▶ **What to work on**:
Every line that holds the string "ProjectClassLoader" is to be identified and copied.

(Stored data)
-*-

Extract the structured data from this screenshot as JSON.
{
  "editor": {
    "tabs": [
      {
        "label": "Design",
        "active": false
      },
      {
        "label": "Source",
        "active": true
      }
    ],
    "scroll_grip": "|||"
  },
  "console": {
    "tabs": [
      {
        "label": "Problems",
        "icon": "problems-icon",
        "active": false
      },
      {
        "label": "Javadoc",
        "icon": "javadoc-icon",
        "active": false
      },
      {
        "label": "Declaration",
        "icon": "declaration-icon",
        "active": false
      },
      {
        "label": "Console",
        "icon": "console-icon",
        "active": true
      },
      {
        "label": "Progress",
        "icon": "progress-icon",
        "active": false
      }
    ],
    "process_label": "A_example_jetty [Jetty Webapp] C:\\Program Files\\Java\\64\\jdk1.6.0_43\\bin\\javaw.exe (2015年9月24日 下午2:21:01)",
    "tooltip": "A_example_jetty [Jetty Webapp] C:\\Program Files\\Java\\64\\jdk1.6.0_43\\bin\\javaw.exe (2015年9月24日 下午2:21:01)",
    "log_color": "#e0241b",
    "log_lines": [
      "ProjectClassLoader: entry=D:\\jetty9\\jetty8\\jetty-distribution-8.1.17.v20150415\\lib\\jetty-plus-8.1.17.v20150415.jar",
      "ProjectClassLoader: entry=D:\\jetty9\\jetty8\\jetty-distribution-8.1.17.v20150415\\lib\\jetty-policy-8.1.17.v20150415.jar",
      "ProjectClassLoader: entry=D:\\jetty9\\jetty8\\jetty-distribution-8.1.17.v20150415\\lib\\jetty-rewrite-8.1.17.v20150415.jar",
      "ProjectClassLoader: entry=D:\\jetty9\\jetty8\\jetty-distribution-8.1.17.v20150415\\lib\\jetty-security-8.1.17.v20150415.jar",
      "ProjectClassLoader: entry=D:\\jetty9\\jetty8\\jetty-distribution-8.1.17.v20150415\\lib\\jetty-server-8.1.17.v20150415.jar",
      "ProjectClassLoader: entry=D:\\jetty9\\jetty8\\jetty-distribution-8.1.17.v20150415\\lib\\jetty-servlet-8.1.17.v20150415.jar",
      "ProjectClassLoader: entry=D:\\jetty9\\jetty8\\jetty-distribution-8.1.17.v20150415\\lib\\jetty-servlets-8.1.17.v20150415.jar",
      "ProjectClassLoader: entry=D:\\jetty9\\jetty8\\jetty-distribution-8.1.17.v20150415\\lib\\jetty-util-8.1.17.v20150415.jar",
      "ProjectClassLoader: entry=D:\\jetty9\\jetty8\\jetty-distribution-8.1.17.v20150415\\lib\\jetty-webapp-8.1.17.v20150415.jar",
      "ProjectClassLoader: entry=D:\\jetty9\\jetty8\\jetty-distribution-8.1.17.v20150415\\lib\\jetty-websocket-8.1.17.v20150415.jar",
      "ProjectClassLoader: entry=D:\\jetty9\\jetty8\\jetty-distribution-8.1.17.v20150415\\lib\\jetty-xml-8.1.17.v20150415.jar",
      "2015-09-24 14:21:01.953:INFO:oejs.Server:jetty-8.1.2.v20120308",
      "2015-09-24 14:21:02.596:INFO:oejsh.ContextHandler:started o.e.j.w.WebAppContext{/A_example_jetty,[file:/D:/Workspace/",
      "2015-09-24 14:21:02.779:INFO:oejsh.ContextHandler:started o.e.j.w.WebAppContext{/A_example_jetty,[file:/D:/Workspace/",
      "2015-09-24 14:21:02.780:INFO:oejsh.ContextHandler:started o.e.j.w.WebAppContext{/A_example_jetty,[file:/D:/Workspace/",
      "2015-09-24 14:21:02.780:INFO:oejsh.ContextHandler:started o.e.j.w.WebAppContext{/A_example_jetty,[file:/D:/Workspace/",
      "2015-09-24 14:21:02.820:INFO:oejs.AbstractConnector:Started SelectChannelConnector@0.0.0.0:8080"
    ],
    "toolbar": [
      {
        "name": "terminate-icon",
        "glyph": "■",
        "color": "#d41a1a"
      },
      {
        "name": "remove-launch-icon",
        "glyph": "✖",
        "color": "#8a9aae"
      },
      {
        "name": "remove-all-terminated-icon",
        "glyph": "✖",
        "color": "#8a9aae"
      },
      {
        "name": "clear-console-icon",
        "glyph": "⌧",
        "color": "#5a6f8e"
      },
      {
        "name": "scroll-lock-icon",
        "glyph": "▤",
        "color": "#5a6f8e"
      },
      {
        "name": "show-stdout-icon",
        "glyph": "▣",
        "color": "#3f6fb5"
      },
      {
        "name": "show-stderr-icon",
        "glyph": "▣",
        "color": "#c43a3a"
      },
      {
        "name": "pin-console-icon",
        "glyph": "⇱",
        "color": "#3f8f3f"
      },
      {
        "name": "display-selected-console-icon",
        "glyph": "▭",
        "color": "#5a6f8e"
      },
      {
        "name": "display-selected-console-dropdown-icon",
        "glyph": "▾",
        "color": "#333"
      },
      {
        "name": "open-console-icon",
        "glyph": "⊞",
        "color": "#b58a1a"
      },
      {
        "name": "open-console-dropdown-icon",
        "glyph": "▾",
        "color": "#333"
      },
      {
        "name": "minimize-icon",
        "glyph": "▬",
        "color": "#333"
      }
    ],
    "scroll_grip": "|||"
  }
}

-*-

▶ **Exercise result**:
      "ProjectClassLoader: entry=D:\\jetty9\\jetty8\\jetty-distribution-8.1.17.v20150415\\lib\\jetty-plus-8.1.17.v20150415.jar",
      "ProjectClassLoader: entry=D:\\jetty9\\jetty8\\jetty-distribution-8.1.17.v20150415\\lib\\jetty-policy-8.1.17.v20150415.jar",
      "ProjectClassLoader: entry=D:\\jetty9\\jetty8\\jetty-distribution-8.1.17.v20150415\\lib\\jetty-rewrite-8.1.17.v20150415.jar",
      "ProjectClassLoader: entry=D:\\jetty9\\jetty8\\jetty-distribution-8.1.17.v20150415\\lib\\jetty-security-8.1.17.v20150415.jar",
      "ProjectClassLoader: entry=D:\\jetty9\\jetty8\\jetty-distribution-8.1.17.v20150415\\lib\\jetty-server-8.1.17.v20150415.jar",
      "ProjectClassLoader: entry=D:\\jetty9\\jetty8\\jetty-distribution-8.1.17.v20150415\\lib\\jetty-servlet-8.1.17.v20150415.jar",
      "ProjectClassLoader: entry=D:\\jetty9\\jetty8\\jetty-distribution-8.1.17.v20150415\\lib\\jetty-servlets-8.1.17.v20150415.jar",
      "ProjectClassLoader: entry=D:\\jetty9\\jetty8\\jetty-distribution-8.1.17.v20150415\\lib\\jetty-util-8.1.17.v20150415.jar",
      "ProjectClassLoader: entry=D:\\jetty9\\jetty8\\jetty-distribution-8.1.17.v20150415\\lib\\jetty-webapp-8.1.17.v20150415.jar",
      "ProjectClassLoader: entry=D:\\jetty9\\jetty8\\jetty-distribution-8.1.17.v20150415\\lib\\jetty-websocket-8.1.17.v20150415.jar",
      "ProjectClassLoader: entry=D:\\jetty9\\jetty8\\jetty-distribution-8.1.17.v20150415\\lib\\jetty-xml-8.1.17.v20150415.jar",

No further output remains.